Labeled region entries
+ + + +

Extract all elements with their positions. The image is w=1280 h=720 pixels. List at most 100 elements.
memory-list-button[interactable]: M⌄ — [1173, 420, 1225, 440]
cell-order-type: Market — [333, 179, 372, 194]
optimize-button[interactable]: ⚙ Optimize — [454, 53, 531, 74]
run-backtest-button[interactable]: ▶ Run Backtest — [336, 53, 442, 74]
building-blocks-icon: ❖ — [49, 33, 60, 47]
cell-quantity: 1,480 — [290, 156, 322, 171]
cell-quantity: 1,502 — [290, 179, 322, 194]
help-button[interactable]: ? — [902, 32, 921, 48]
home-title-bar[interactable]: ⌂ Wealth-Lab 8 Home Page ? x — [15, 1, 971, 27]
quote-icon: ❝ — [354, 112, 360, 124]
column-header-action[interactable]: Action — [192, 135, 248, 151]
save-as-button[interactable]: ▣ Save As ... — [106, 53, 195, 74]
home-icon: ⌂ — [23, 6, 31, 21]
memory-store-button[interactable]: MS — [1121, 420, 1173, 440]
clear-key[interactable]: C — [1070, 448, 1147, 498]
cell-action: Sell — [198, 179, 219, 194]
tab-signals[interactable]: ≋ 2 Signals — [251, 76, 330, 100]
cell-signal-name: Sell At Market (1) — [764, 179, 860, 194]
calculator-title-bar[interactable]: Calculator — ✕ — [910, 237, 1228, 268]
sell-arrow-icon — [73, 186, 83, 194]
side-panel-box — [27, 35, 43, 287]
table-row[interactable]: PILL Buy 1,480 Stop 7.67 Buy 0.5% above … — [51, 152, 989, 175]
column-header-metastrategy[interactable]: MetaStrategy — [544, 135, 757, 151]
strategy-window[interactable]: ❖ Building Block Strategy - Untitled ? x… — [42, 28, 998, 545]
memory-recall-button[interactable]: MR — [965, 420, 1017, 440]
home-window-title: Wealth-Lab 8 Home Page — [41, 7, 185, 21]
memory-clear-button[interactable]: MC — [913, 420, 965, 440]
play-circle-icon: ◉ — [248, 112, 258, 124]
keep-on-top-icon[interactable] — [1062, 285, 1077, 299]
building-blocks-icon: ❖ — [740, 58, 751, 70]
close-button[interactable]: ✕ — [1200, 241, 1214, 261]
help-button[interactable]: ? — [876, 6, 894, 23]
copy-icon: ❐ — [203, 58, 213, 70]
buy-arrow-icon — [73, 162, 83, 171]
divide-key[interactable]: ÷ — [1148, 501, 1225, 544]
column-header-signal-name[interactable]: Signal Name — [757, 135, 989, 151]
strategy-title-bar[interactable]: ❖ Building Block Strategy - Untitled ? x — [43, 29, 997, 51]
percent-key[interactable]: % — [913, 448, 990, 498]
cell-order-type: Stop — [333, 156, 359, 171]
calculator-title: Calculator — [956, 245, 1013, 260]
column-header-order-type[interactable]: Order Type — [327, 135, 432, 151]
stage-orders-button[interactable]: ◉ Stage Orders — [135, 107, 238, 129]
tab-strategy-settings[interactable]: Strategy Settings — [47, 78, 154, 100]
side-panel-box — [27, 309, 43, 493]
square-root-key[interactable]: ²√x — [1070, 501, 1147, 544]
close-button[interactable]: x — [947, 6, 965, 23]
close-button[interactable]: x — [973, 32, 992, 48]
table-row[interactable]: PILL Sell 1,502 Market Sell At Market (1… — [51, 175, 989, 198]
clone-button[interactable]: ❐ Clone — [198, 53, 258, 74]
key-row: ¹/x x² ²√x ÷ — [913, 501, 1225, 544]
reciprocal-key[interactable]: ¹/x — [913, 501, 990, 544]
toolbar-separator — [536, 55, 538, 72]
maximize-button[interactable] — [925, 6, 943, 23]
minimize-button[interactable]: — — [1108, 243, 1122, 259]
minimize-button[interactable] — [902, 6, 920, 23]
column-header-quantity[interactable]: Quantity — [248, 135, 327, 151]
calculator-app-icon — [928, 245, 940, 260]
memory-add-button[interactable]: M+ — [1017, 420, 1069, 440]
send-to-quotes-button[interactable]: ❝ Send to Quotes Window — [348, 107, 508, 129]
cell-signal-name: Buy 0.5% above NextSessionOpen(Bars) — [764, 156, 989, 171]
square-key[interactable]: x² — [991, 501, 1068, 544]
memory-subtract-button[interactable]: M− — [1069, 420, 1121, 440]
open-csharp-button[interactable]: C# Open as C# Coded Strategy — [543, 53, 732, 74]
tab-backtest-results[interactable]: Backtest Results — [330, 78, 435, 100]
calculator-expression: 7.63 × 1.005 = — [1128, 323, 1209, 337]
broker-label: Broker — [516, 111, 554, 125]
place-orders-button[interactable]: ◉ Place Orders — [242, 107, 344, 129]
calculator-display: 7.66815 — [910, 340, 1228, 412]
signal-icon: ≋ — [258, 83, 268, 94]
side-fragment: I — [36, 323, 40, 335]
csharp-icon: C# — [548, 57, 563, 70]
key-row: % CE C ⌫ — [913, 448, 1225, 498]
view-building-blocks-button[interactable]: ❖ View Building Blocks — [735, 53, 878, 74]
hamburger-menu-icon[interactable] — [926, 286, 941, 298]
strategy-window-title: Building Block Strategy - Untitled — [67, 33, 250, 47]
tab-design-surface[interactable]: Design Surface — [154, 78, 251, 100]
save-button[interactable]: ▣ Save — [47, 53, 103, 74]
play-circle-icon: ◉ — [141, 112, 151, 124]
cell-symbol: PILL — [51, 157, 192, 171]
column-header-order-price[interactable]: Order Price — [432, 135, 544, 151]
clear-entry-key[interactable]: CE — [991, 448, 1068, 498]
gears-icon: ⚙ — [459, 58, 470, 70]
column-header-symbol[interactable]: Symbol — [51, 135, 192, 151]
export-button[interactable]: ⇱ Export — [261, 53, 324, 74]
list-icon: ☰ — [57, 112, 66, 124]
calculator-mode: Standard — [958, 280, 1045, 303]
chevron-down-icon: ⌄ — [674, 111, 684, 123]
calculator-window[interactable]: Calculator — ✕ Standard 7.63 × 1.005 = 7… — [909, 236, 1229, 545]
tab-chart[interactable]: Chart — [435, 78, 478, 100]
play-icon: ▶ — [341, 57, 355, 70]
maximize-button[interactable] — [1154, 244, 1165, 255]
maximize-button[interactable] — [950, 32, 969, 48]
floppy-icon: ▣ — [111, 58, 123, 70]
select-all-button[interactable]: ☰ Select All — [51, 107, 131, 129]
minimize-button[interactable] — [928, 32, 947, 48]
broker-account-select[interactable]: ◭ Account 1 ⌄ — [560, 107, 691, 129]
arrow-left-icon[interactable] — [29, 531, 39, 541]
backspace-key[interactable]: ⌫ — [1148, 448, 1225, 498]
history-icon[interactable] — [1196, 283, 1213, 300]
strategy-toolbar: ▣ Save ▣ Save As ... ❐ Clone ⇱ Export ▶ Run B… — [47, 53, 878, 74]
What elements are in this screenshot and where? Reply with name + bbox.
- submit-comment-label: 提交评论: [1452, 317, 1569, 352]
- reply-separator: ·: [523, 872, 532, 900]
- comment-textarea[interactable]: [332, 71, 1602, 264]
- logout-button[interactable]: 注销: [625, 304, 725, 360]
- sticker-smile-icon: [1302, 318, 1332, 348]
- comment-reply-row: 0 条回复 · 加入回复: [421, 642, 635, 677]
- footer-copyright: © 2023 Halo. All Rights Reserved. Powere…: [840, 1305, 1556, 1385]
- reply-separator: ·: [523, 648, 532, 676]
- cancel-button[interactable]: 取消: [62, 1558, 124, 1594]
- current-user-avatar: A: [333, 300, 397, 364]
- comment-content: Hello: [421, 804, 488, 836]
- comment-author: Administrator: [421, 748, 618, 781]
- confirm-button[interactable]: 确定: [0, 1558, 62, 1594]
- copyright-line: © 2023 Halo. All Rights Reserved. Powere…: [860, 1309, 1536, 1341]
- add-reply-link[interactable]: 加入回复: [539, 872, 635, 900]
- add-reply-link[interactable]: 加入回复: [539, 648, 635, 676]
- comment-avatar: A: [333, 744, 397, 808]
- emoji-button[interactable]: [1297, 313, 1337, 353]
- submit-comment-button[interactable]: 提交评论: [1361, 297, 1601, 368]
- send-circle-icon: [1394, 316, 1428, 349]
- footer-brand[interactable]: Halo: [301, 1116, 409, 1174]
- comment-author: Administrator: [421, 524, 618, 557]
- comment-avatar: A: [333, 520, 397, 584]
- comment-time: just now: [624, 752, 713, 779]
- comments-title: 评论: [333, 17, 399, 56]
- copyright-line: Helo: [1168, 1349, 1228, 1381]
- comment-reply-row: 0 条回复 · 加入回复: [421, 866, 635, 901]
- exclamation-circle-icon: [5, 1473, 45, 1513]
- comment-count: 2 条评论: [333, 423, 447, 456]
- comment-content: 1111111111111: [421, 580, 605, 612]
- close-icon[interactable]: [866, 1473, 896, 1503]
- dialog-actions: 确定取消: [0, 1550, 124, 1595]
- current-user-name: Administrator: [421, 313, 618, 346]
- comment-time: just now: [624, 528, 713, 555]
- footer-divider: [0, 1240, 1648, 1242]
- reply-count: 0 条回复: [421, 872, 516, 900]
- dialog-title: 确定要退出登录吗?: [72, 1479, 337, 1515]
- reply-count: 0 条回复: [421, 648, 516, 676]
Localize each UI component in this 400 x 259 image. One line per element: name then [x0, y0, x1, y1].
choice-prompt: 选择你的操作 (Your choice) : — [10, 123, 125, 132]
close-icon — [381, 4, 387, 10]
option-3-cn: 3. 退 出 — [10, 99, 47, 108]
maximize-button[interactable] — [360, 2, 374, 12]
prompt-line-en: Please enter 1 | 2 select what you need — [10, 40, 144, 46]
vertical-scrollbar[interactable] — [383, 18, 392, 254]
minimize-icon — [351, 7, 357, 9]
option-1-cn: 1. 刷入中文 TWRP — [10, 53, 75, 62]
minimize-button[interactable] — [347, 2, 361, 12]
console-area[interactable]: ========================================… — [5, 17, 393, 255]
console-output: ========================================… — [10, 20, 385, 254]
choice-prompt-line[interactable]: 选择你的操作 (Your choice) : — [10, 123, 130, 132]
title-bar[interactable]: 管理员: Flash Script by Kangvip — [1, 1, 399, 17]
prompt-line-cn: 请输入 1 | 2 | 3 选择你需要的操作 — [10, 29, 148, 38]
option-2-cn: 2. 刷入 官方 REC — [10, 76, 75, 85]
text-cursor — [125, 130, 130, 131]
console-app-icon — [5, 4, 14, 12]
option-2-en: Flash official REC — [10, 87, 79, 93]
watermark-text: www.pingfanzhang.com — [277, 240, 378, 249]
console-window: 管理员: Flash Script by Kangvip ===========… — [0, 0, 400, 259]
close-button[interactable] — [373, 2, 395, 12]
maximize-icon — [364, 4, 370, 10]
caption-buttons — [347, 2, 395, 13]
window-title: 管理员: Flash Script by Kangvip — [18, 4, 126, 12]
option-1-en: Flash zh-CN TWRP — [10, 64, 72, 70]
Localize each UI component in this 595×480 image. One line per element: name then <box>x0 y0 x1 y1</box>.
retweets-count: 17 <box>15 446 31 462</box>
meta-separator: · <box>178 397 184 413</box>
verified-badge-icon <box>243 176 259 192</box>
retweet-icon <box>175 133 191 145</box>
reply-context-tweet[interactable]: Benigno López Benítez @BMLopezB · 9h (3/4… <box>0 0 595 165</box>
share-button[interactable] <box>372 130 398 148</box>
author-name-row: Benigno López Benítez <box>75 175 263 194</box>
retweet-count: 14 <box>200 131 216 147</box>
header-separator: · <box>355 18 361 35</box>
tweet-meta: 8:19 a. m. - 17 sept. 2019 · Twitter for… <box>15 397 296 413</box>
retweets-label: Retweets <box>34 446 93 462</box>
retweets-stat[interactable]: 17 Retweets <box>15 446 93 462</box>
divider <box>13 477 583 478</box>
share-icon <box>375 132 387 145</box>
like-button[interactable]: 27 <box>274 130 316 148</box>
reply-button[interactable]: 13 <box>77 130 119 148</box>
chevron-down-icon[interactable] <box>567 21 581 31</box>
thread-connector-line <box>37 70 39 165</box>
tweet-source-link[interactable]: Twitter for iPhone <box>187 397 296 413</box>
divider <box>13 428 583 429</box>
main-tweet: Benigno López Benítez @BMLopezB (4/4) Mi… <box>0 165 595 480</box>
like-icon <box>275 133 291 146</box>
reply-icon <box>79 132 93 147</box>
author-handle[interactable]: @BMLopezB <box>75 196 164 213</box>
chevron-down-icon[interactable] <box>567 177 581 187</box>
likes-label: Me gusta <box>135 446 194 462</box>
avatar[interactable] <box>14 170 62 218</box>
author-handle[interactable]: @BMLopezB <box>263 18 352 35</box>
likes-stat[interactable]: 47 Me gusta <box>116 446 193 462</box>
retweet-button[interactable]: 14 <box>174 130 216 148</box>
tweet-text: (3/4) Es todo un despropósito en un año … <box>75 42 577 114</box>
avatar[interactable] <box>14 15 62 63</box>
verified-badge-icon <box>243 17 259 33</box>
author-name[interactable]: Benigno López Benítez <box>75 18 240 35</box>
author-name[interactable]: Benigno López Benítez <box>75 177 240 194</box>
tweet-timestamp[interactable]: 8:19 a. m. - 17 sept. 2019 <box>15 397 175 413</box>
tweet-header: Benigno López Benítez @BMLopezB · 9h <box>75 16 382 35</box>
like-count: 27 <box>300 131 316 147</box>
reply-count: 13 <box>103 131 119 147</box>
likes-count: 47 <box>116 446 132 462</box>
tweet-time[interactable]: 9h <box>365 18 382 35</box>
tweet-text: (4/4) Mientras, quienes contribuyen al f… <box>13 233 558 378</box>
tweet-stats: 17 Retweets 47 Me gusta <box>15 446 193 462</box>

+ + + +

## Exercise instructions:
Convert the entries, from their first line through the line containing "table-row[interactable]: PILL Buy" inclusive, into a JSON list of strings with one string per line and blank lines omitted.

## Answer to the task:
[
  "Extract all elements with their positions. The image is w=1280 h=720 pixels. List at most 100 elements.",
  "memory-list-button[interactable]: M⌄ — [1173, 420, 1225, 440]",
  "cell-order-type: Market — [333, 179, 372, 194]",
  "optimize-button[interactable]: ⚙ Optimize — [454, 53, 531, 74]",
  "run-backtest-button[interactable]: ▶ Run Backtest — [336, 53, 442, 74]",
  "building-blocks-icon: ❖ — [49, 33, 60, 47]",
  "cell-quantity: 1,480 — [290, 156, 322, 171]",
  "cell-quantity: 1,502 — [290, 179, 322, 194]",
  "help-button[interactable]: ? — [902, 32, 921, 48]",
  "home-title-bar[interactable]: ⌂ Wealth-Lab 8 Home Page ? x — [15, 1, 971, 27]",
  "quote-icon: ❝ — [354, 112, 360, 124]",
  "column-header-action[interactable]: Action — [192, 135, 248, 151]",
  "save-as-button[interactable]: ▣ Save As ... — [106, 53, 195, 74]",
  "home-icon: ⌂ — [23, 6, 31, 21]",
  "memory-store-button[interactable]: MS — [1121, 420, 1173, 440]",
  "clear-key[interactable]: C — [1070, 448, 1147, 498]",
  "cell-action: Sell — [198, 179, 219, 194]",
  "tab-signals[interactable]: ≋ 2 Signals — [251, 76, 330, 100]",
  "cell-signal-name: Sell At Market (1) — [764, 179, 860, 194]",
  "calculator-title-bar[interactable]: Calculator — ✕ — [910, 237, 1228, 268]",
  "sell-arrow-icon — [73, 186, 83, 194]",
  "side-panel-box — [27, 35, 43, 287]",
  "table-row[interactable]: PILL Buy 1,480 Stop 7.67 Buy 0.5% above … — [51, 152, 989, 175]"
]